■ WORK TO BE COMPLETED
Go through the lines below and copy each one that holds the string "Name".

----

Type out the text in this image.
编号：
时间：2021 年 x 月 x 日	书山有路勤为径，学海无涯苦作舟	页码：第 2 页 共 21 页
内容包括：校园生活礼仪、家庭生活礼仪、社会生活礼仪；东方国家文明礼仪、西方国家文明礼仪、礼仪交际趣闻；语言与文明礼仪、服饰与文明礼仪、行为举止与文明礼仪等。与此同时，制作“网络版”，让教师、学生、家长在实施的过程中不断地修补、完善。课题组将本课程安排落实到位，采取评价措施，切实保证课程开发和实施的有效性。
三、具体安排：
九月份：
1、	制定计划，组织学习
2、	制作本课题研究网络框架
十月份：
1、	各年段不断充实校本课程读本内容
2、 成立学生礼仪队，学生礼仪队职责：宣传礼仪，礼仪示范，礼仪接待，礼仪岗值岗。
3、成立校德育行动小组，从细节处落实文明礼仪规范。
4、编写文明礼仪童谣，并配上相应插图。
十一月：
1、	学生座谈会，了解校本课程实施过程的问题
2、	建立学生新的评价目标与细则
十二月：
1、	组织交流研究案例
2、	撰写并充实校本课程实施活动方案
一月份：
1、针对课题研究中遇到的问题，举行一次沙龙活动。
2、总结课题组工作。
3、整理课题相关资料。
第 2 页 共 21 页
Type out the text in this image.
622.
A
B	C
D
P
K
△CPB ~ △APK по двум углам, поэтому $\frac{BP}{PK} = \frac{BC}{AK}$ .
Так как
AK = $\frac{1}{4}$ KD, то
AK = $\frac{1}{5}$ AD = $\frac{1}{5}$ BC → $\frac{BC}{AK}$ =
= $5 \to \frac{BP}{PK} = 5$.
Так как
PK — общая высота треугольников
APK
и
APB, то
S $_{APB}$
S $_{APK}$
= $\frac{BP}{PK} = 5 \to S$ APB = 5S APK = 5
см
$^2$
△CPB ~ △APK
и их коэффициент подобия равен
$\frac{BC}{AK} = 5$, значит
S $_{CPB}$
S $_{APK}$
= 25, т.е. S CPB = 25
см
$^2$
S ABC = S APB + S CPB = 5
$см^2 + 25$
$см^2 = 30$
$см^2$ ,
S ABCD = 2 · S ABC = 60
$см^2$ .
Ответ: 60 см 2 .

----

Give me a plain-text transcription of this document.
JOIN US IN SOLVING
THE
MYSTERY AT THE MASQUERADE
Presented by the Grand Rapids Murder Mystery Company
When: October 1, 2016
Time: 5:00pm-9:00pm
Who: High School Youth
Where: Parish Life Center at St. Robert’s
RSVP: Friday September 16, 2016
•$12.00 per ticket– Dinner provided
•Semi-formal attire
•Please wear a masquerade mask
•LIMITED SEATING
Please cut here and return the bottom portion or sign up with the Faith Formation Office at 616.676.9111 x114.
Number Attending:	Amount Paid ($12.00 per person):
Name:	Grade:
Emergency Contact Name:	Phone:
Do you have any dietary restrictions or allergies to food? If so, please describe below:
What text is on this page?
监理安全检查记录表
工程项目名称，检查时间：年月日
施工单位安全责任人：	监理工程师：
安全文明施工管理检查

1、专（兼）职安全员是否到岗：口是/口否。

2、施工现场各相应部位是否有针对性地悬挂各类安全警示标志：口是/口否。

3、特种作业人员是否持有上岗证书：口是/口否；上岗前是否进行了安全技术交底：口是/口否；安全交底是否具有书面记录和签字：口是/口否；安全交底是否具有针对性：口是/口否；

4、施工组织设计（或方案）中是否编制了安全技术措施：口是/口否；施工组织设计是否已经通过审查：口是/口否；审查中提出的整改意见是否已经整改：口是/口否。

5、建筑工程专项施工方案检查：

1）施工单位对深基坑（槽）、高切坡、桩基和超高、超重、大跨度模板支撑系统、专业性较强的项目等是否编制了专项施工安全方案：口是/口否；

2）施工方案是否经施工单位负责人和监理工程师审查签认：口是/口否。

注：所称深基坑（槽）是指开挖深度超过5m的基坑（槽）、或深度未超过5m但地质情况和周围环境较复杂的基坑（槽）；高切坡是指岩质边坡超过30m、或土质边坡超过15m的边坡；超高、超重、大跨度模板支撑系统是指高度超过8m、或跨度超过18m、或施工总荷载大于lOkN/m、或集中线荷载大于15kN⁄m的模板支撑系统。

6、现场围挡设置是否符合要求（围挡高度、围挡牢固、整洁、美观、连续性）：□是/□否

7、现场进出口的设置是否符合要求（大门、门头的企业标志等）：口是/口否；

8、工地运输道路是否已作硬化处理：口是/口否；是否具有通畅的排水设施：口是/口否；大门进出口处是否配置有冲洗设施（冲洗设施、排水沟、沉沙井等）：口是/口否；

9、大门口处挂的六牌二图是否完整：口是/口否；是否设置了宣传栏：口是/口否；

----

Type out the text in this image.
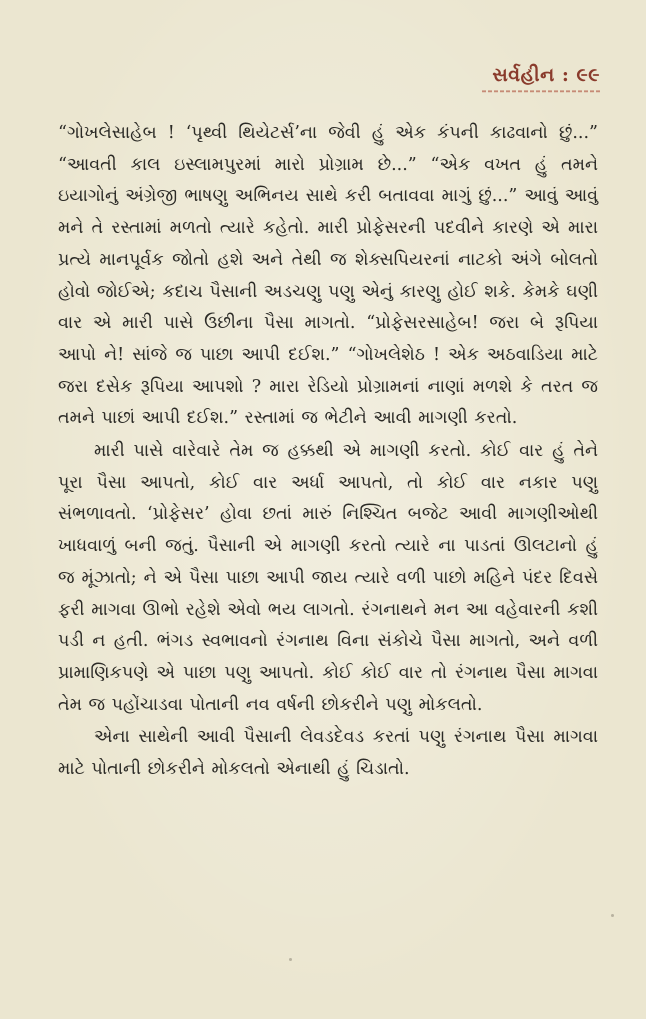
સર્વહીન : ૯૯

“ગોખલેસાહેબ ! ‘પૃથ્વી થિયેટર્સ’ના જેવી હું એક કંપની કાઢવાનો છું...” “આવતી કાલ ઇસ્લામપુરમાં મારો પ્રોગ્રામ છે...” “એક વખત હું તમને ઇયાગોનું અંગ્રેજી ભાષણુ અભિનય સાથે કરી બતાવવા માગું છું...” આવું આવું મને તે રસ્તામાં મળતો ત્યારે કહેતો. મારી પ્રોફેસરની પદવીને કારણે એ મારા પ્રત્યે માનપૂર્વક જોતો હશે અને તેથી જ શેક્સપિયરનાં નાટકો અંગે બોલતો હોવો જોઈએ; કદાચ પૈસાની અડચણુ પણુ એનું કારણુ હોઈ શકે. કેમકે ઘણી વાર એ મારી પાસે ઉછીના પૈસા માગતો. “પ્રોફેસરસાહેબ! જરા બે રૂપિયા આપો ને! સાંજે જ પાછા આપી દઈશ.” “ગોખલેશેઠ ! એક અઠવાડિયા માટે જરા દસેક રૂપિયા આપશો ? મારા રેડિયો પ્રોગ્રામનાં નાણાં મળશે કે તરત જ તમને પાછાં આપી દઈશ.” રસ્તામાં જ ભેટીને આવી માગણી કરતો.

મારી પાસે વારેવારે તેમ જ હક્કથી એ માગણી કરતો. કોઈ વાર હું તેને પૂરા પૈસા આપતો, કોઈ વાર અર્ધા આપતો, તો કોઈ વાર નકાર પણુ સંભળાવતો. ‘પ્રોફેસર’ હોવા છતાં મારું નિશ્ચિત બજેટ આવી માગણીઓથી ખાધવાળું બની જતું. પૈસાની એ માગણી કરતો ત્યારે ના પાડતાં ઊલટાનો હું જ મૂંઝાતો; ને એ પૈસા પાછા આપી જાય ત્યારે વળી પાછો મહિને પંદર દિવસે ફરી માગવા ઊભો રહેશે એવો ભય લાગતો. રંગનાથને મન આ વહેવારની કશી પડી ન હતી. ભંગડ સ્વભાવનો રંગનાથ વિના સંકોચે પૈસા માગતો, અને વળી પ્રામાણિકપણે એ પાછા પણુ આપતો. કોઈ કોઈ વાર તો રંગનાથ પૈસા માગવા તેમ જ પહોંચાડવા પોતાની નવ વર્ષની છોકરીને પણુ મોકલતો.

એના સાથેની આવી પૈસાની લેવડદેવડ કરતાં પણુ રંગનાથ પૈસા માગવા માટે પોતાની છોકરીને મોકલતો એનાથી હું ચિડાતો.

----

■ ANSWER TO THE PROBLEM
Name:	Grade:
Emergency Contact Name:	Phone:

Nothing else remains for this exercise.